**Records provided:**
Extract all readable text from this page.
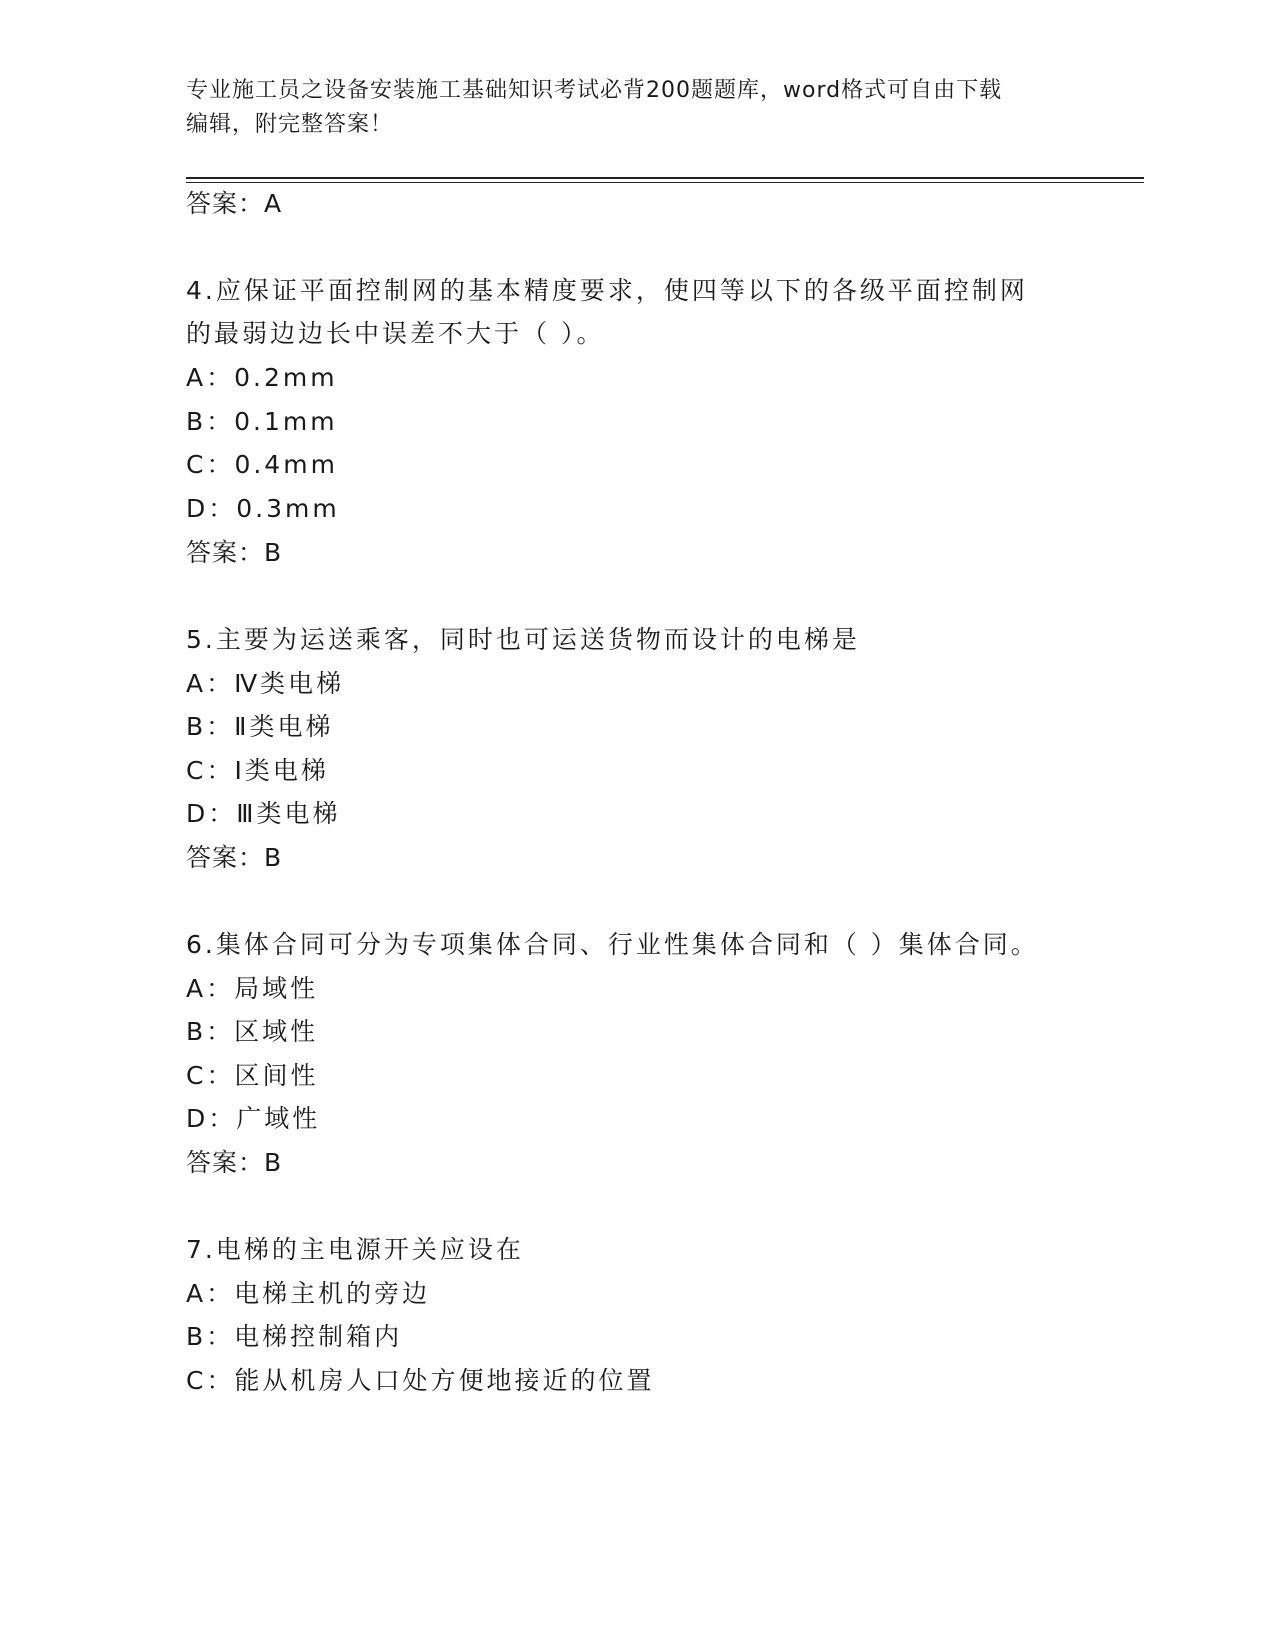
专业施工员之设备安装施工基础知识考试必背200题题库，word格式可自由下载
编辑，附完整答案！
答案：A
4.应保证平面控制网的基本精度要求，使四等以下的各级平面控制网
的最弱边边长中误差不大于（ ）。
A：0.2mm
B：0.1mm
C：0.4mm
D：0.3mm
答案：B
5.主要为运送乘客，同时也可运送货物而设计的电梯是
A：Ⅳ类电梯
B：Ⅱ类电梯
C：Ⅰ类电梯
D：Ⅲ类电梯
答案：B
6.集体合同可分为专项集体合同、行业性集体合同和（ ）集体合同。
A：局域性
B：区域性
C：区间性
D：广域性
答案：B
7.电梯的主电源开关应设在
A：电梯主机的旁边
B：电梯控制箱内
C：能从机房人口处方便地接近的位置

**The request:**
Skip the pictures and print each record exactly as it stands.

**Written answer:**
Extract all readable text from this page.
专业施工员之设备安装施工基础知识考试必背200题题库，word格式可自由下载
编辑，附完整答案！
答案：A
4.应保证平面控制网的基本精度要求，使四等以下的各级平面控制网
的最弱边边长中误差不大于（ ）。
A：0.2mm
B：0.1mm
C：0.4mm
D：0.3mm
答案：B
5.主要为运送乘客，同时也可运送货物而设计的电梯是
A：Ⅳ类电梯
B：Ⅱ类电梯
C：Ⅰ类电梯
D：Ⅲ类电梯
答案：B
6.集体合同可分为专项集体合同、行业性集体合同和（ ）集体合同。
A：局域性
B：区域性
C：区间性
D：广域性
答案：B
7.电梯的主电源开关应设在
A：电梯主机的旁边
B：电梯控制箱内
C：能从机房人口处方便地接近的位置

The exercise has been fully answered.